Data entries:
━━━━━━
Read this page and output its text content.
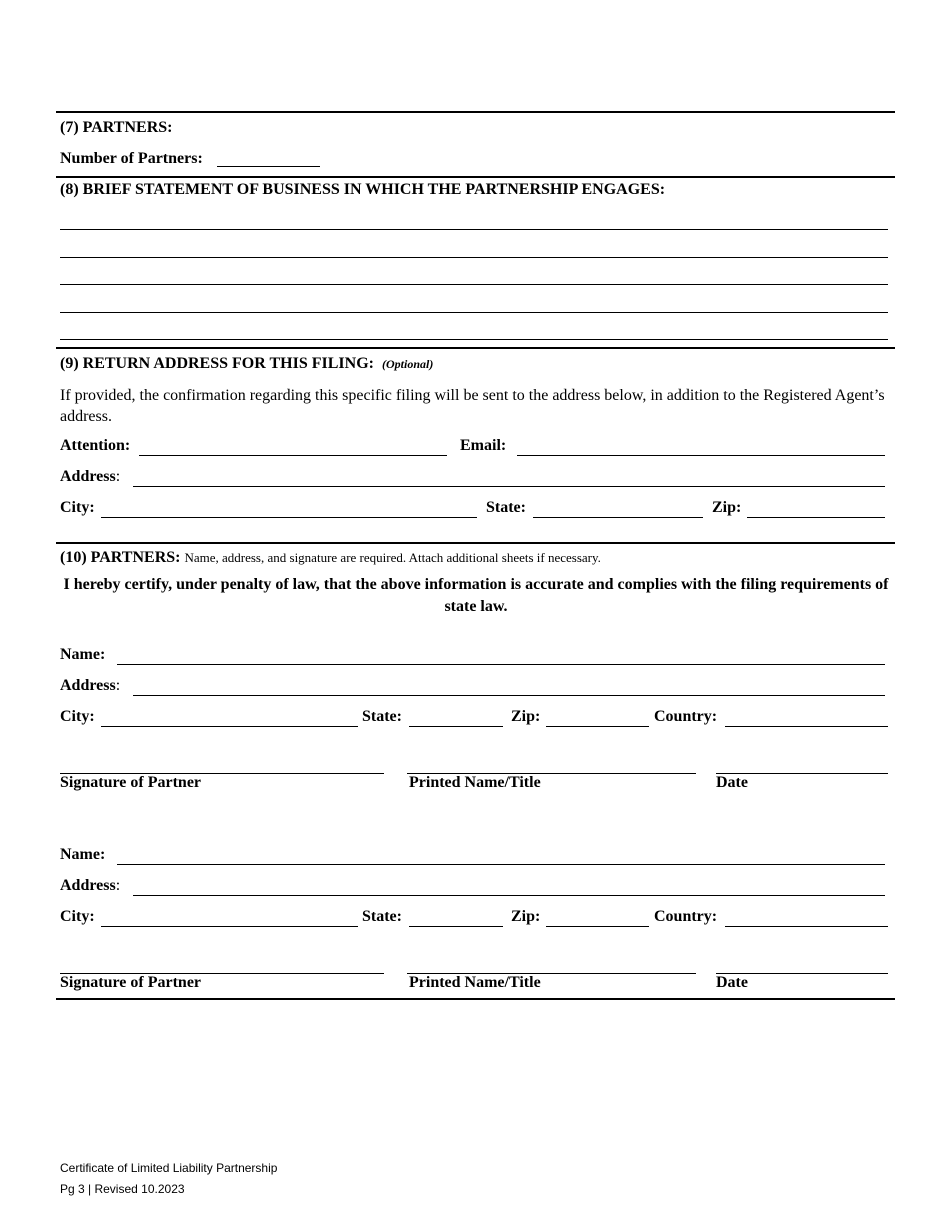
(7) PARTNERS:
Number of Partners:
(8) BRIEF STATEMENT OF BUSINESS IN WHICH THE PARTNERSHIP ENGAGES:
(9) RETURN ADDRESS FOR THIS FILING: (Optional)
If provided, the confirmation regarding this specific filing will be sent to the address below, in addition to the Registered Agent’s address.
Attention:	Email:
Address:
City:	State:	Zip:
(10) PARTNERS: Name, address, and signature are required. Attach additional sheets if necessary.
I hereby certify, under penalty of law, that the above information is accurate and complies with the filing requirements of state law.
Name:
Address:
City:	State:	Zip:	Country:
Signature of Partner	Printed Name/Title	Date
Name:
Address:
City:	State:	Zip:	Country:
Signature of Partner	Printed Name/Title	Date
Certificate of Limited Liability Partnership
Pg 3 | Revised 10.2023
━━━━━━
What is needed:
Omit the pictures, then output the rest of the listing exactly.

Expected output:
Read this page and output its text content.
(7) PARTNERS:
Number of Partners:
(8) BRIEF STATEMENT OF BUSINESS IN WHICH THE PARTNERSHIP ENGAGES:
(9) RETURN ADDRESS FOR THIS FILING: (Optional)
If provided, the confirmation regarding this specific filing will be sent to the address below, in addition to the Registered Agent’s address.
Attention:	Email:
Address:
City:	State:	Zip:
(10) PARTNERS: Name, address, and signature are required. Attach additional sheets if necessary.
I hereby certify, under penalty of law, that the above information is accurate and complies with the filing requirements of state law.
Name:
Address:
City:	State:	Zip:	Country:
Signature of Partner	Printed Name/Title	Date
Name:
Address:
City:	State:	Zip:	Country:
Signature of Partner	Printed Name/Title	Date
Certificate of Limited Liability Partnership
Pg 3 | Revised 10.2023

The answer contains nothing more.